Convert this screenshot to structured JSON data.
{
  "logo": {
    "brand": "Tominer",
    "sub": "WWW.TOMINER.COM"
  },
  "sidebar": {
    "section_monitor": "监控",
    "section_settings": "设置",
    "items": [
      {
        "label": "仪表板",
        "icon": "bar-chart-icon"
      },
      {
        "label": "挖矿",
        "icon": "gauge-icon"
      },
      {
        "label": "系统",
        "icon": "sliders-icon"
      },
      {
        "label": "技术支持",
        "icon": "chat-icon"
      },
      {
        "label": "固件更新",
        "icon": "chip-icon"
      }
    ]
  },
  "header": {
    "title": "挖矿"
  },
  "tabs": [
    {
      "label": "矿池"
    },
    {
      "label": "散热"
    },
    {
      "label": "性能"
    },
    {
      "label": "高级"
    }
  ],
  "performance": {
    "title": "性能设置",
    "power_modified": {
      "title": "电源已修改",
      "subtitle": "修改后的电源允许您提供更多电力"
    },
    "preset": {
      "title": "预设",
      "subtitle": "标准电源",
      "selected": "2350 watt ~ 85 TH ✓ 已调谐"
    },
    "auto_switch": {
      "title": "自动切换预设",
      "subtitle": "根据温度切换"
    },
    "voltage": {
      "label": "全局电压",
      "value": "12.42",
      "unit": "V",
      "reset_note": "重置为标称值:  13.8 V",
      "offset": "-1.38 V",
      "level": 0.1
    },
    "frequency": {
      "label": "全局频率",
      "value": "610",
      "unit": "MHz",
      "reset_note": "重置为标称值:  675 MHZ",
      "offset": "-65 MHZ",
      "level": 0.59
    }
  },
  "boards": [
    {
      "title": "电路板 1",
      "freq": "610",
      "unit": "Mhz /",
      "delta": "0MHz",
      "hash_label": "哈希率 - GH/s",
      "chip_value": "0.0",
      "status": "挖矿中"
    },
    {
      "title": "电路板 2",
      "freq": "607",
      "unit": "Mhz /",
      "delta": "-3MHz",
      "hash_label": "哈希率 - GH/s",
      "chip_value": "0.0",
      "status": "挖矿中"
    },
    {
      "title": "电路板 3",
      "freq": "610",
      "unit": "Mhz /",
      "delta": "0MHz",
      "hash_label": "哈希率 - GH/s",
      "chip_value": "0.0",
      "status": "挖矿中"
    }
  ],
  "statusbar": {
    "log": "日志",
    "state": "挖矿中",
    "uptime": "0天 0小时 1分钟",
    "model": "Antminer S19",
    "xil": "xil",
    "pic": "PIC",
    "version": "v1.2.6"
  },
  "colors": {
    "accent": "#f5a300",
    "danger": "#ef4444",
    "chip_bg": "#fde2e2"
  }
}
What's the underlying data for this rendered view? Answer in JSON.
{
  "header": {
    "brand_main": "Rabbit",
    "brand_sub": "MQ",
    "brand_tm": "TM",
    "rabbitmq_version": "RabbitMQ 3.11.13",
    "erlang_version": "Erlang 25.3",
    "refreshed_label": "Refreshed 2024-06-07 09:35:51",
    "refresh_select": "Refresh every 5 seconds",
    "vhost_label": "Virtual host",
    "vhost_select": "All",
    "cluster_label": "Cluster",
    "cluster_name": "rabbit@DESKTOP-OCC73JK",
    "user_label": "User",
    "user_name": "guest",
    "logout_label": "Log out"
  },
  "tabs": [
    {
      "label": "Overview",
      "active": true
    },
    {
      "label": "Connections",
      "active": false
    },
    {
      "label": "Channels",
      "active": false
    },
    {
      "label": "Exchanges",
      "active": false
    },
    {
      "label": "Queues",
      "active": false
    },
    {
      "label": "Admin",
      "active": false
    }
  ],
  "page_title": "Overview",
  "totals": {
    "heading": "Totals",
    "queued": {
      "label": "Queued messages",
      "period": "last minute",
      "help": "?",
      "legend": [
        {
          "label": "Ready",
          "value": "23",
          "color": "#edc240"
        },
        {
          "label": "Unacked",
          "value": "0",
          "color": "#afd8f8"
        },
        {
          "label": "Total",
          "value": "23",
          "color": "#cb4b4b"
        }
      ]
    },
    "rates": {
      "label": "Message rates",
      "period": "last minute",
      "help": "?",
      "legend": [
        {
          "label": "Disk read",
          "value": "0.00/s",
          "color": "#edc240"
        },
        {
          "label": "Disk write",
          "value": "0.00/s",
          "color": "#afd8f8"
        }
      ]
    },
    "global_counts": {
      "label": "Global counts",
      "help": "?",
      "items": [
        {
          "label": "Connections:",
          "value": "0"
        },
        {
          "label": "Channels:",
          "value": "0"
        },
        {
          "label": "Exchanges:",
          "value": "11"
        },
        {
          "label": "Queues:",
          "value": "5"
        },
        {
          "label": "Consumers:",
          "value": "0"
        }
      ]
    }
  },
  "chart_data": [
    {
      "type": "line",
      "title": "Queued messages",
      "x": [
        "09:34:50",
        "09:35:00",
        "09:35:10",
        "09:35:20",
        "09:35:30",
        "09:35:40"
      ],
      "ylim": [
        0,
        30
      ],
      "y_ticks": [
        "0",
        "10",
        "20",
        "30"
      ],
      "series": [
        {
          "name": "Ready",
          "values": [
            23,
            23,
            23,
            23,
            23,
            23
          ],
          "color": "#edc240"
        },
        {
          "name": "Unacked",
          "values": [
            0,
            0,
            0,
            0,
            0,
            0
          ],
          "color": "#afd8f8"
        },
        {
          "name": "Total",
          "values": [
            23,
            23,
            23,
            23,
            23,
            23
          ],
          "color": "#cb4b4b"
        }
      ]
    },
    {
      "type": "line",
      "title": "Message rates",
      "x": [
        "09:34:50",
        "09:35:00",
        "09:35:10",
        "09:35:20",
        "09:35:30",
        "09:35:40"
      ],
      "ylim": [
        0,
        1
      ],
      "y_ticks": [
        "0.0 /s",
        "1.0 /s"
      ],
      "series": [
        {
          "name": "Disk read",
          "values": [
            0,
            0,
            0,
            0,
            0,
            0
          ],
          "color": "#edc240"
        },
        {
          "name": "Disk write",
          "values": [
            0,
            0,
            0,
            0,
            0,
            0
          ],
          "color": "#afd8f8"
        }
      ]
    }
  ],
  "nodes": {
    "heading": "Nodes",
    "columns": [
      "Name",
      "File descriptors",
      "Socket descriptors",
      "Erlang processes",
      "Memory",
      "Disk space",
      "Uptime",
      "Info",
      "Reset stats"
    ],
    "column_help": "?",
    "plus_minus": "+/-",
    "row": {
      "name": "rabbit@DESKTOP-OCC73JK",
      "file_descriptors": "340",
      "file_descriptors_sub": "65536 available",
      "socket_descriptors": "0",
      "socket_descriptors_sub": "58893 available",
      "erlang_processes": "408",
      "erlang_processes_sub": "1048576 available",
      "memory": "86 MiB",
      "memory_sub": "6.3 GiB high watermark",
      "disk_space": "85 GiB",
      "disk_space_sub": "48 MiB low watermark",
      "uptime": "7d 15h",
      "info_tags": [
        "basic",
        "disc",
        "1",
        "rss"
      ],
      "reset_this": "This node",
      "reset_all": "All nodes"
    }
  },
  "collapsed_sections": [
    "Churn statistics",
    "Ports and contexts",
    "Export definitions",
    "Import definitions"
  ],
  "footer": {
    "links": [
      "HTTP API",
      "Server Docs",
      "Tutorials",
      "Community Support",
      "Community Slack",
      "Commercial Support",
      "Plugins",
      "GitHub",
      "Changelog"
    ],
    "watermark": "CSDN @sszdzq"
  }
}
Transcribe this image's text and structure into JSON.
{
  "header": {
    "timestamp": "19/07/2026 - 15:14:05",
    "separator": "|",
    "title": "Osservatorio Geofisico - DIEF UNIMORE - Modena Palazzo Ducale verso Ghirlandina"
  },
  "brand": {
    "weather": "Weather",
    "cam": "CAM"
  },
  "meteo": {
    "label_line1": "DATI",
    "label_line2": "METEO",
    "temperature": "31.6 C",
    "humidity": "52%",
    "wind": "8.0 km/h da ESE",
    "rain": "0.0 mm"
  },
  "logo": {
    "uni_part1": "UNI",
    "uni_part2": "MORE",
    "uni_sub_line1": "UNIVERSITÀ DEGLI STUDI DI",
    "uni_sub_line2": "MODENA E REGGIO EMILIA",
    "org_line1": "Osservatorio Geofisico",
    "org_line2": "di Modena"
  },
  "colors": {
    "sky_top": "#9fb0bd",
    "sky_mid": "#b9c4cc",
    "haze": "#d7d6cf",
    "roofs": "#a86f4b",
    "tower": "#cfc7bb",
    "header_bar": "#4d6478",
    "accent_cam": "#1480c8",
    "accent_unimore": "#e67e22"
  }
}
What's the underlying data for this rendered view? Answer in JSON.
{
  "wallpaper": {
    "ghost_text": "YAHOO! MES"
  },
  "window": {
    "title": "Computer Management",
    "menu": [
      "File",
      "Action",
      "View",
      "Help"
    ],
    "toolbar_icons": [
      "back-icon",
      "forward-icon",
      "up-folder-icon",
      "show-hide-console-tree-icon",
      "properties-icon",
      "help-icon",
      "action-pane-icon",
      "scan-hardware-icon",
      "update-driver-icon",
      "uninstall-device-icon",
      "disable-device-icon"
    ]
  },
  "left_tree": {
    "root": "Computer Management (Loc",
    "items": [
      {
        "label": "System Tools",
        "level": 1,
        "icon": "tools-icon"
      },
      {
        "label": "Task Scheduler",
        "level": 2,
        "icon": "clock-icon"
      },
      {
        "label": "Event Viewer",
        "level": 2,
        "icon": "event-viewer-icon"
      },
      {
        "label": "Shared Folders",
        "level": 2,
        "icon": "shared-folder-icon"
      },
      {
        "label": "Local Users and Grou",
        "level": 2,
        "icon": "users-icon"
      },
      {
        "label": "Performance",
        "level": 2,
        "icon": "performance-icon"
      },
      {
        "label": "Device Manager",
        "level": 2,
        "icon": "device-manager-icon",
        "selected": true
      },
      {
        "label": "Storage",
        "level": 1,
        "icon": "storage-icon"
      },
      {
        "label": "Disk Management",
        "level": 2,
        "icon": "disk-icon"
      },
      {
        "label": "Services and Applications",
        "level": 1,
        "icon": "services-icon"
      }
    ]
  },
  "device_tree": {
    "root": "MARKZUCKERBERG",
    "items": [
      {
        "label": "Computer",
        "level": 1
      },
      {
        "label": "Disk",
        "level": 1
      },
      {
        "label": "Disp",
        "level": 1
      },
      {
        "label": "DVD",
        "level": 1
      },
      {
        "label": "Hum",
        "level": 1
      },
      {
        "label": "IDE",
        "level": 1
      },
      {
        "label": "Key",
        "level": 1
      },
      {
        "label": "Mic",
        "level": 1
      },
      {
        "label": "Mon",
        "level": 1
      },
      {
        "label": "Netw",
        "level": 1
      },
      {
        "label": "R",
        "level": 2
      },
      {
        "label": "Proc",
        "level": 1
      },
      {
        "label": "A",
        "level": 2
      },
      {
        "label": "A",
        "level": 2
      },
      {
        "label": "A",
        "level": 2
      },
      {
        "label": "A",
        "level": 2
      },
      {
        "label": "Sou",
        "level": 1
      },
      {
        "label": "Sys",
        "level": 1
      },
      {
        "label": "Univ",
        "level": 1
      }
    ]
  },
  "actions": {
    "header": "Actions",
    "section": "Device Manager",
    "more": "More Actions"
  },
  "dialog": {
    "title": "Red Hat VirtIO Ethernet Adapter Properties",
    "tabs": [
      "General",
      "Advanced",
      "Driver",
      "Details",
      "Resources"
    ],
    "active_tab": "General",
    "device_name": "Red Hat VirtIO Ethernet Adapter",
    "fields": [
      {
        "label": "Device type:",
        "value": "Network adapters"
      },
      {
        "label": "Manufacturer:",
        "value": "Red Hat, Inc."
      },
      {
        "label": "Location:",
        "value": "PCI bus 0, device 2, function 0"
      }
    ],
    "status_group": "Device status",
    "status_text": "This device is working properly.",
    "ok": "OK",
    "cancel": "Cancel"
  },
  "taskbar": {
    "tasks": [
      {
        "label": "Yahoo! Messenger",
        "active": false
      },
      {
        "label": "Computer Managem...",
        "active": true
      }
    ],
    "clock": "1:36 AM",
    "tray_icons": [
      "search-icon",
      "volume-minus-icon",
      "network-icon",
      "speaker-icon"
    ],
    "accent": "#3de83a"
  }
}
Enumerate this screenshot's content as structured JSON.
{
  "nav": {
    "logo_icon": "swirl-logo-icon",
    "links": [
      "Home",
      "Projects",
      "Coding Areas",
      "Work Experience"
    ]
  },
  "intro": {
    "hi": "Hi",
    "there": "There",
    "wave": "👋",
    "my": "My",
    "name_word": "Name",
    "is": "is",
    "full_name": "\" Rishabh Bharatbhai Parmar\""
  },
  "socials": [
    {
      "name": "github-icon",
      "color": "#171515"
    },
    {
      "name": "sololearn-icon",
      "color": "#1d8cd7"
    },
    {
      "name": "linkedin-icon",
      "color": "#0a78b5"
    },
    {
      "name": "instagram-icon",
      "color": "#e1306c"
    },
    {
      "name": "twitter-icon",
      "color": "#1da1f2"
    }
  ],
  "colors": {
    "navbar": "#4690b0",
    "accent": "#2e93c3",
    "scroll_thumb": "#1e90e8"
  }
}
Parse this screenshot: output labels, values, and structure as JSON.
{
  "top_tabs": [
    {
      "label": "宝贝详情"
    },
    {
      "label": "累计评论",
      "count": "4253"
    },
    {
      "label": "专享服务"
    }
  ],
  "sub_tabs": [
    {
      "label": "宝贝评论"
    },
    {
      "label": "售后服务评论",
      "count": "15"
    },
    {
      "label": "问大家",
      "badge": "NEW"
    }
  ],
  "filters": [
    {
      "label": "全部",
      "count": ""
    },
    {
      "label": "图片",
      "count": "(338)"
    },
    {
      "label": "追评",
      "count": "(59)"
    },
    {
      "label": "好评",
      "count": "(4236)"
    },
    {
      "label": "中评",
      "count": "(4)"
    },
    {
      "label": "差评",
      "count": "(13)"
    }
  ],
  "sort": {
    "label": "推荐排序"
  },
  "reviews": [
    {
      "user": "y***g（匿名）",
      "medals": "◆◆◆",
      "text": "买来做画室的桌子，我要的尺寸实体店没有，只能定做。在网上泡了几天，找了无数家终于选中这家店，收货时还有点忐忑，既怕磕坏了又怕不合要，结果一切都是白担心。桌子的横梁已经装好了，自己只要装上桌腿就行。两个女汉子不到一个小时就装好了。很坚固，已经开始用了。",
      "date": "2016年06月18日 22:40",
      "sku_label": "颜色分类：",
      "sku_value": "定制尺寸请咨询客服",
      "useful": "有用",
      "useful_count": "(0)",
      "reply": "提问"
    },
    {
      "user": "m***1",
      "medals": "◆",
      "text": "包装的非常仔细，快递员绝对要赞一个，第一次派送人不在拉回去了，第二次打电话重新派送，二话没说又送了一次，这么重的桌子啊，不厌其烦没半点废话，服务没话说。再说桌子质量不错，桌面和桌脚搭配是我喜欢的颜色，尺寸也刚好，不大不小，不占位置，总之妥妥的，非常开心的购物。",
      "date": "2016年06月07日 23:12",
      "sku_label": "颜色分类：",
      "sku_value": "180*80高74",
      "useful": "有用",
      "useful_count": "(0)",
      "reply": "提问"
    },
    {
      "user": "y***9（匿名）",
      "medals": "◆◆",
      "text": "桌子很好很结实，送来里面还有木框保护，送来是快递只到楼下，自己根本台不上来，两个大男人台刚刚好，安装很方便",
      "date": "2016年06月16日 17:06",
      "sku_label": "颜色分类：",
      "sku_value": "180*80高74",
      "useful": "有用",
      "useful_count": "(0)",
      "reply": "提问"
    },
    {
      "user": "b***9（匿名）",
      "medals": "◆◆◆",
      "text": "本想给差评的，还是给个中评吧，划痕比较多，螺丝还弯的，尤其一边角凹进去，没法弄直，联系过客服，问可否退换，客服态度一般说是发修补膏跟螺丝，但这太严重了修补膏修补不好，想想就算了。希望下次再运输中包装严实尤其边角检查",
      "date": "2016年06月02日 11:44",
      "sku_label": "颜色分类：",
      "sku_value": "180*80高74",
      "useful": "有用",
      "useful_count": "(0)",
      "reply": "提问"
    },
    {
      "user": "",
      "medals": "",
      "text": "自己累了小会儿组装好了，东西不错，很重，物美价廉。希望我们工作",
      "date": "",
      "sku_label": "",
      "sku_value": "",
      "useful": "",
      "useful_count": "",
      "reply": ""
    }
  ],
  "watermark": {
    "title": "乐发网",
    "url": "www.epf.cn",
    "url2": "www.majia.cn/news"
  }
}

# Task to carry out
Copy out every line from the material above in which the word "screenshot" appears.

# Finished answer
Convert this screenshot to structured JSON data.
Enumerate this screenshot's content as structured JSON.
Parse this screenshot: output labels, values, and structure as JSON.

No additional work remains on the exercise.